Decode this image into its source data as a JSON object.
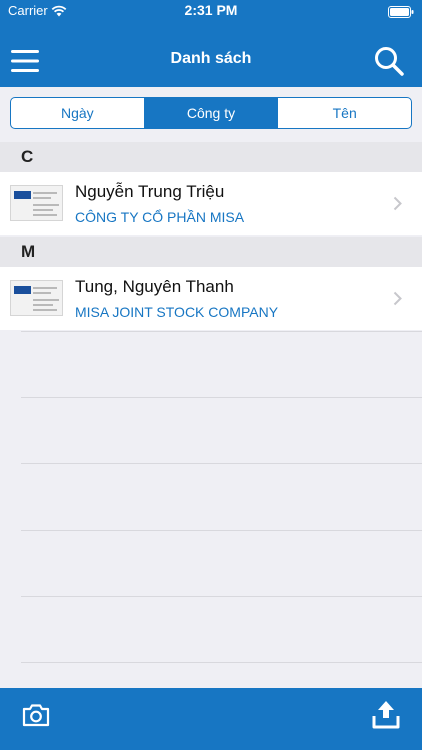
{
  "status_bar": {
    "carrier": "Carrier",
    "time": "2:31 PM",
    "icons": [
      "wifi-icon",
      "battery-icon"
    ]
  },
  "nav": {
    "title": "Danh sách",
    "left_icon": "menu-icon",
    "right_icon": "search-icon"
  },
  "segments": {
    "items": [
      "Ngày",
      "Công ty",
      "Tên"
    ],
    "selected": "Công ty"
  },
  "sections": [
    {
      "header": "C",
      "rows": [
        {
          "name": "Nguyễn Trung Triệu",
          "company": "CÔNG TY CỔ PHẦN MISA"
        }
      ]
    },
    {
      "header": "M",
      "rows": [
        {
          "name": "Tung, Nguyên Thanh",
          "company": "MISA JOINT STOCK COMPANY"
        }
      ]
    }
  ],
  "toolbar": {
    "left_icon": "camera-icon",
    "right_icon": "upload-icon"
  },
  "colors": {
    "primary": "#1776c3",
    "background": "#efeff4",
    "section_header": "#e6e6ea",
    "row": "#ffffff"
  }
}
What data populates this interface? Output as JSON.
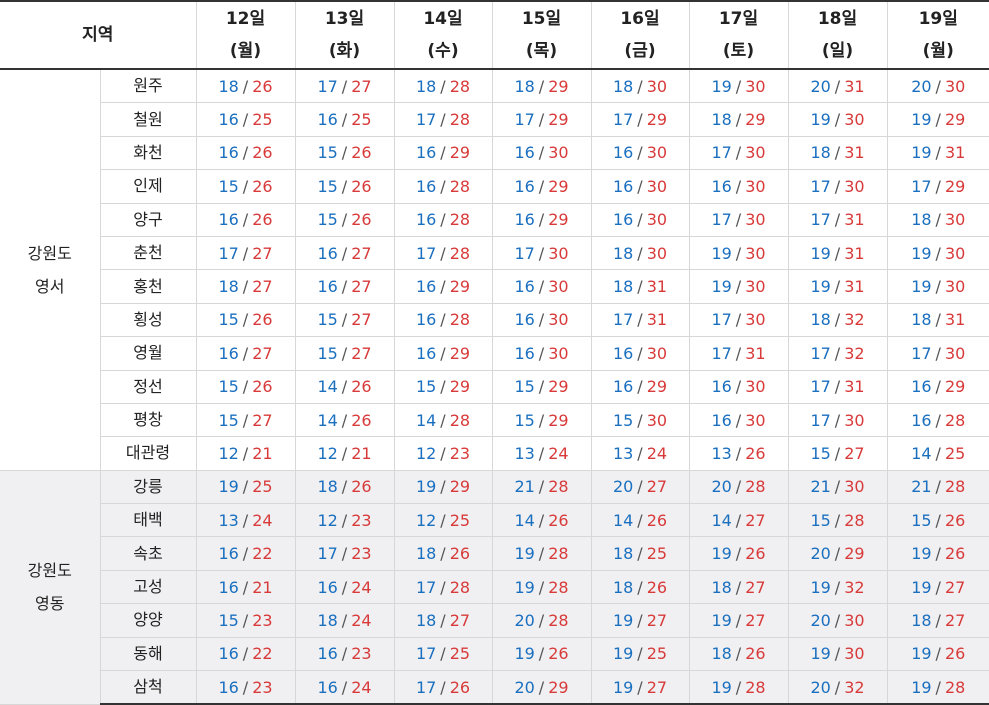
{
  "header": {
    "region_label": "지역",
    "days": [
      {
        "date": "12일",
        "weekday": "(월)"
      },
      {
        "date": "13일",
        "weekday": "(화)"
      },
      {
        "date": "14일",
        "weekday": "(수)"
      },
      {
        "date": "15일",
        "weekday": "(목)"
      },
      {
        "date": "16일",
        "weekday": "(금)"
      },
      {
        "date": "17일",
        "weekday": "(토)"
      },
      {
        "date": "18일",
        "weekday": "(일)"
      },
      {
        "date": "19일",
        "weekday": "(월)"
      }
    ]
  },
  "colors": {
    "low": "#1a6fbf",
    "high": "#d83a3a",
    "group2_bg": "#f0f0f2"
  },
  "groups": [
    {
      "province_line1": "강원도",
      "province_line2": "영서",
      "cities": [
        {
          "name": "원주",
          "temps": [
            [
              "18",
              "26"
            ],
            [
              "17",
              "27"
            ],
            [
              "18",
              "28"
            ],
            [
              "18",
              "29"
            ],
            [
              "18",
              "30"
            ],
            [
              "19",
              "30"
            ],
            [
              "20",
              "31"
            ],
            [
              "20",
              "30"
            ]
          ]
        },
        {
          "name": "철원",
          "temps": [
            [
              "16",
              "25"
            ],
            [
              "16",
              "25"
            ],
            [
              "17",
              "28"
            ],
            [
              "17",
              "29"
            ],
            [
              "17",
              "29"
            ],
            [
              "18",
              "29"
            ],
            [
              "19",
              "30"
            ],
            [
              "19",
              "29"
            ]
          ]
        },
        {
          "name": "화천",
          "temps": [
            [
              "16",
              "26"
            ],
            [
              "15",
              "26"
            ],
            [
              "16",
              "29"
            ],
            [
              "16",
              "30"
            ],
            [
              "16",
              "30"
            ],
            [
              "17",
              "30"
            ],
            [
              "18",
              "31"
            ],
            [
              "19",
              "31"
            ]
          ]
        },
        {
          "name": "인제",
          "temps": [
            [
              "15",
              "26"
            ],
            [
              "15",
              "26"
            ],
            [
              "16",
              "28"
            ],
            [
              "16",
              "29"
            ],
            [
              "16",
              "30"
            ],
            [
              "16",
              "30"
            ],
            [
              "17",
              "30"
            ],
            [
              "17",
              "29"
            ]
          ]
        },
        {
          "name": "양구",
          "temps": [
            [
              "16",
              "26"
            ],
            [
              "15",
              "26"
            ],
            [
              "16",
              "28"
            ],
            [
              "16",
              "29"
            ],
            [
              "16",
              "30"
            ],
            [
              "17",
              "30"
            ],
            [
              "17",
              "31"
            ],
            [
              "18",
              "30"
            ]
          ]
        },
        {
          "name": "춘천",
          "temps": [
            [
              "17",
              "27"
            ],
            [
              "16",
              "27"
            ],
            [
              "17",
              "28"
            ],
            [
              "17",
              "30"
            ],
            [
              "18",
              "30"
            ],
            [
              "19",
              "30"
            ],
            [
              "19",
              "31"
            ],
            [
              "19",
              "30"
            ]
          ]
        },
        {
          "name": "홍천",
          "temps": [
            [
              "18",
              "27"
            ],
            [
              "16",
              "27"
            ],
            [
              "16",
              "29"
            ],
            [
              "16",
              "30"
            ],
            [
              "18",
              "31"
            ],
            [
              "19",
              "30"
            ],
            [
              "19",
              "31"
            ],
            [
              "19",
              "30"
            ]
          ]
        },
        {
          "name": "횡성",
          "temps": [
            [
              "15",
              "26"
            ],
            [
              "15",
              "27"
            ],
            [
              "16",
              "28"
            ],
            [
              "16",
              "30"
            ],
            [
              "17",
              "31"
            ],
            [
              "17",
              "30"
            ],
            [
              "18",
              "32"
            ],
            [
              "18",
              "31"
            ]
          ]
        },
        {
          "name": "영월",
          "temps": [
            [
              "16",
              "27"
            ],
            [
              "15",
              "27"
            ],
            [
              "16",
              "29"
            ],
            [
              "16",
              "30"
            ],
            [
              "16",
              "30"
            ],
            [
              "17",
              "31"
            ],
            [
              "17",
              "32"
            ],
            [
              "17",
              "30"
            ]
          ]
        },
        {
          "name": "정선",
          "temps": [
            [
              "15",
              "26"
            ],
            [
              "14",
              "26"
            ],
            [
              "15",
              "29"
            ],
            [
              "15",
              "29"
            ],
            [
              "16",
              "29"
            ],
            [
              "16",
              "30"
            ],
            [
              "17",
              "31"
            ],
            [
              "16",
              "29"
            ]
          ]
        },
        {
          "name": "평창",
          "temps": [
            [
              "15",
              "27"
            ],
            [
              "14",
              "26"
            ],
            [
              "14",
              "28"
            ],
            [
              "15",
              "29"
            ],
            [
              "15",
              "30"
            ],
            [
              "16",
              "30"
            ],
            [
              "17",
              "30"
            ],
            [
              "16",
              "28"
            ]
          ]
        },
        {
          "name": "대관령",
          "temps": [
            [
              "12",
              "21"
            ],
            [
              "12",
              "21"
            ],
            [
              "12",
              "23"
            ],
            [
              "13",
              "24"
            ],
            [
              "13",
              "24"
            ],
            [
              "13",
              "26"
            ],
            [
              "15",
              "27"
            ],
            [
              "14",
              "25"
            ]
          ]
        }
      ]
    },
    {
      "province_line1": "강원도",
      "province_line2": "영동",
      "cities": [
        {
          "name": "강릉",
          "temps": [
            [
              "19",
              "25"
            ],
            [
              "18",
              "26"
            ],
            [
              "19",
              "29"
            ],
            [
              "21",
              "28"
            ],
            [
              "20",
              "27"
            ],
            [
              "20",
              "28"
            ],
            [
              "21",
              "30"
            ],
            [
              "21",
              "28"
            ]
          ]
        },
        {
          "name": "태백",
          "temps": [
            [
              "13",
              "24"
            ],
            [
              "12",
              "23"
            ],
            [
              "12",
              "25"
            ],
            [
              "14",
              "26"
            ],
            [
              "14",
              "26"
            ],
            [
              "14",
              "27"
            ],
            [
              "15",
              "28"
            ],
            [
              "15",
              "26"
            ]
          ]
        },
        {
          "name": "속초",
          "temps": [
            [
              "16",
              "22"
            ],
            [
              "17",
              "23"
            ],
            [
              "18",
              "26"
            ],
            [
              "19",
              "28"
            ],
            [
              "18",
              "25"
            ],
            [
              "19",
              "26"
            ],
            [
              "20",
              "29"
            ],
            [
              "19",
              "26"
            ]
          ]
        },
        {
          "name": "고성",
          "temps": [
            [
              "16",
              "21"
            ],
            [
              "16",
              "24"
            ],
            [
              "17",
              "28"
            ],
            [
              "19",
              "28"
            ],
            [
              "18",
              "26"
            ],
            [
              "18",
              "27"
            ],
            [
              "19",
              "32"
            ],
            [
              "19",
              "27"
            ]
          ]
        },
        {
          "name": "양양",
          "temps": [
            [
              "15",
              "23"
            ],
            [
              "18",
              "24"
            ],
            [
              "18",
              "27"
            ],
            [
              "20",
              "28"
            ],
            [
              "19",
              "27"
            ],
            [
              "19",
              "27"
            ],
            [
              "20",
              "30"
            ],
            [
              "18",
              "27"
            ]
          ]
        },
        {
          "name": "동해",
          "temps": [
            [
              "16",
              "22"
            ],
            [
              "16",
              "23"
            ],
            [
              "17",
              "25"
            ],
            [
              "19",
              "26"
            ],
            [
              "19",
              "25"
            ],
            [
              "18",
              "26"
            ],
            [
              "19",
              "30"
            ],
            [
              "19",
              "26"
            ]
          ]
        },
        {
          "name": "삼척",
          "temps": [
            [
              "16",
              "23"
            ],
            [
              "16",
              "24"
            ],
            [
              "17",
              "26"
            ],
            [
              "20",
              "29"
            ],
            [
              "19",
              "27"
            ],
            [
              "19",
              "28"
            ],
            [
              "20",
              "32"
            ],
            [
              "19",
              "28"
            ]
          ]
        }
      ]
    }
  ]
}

*****

» **DIRECTIONS FOR THIS TASK**: Find every line above that contains the word "MISA", and return each one.

» **PROBLEM SOLUTION**:
          "company": "CÔNG TY CỔ PHẦN MISA"
          "company": "MISA JOINT STOCK COMPANY"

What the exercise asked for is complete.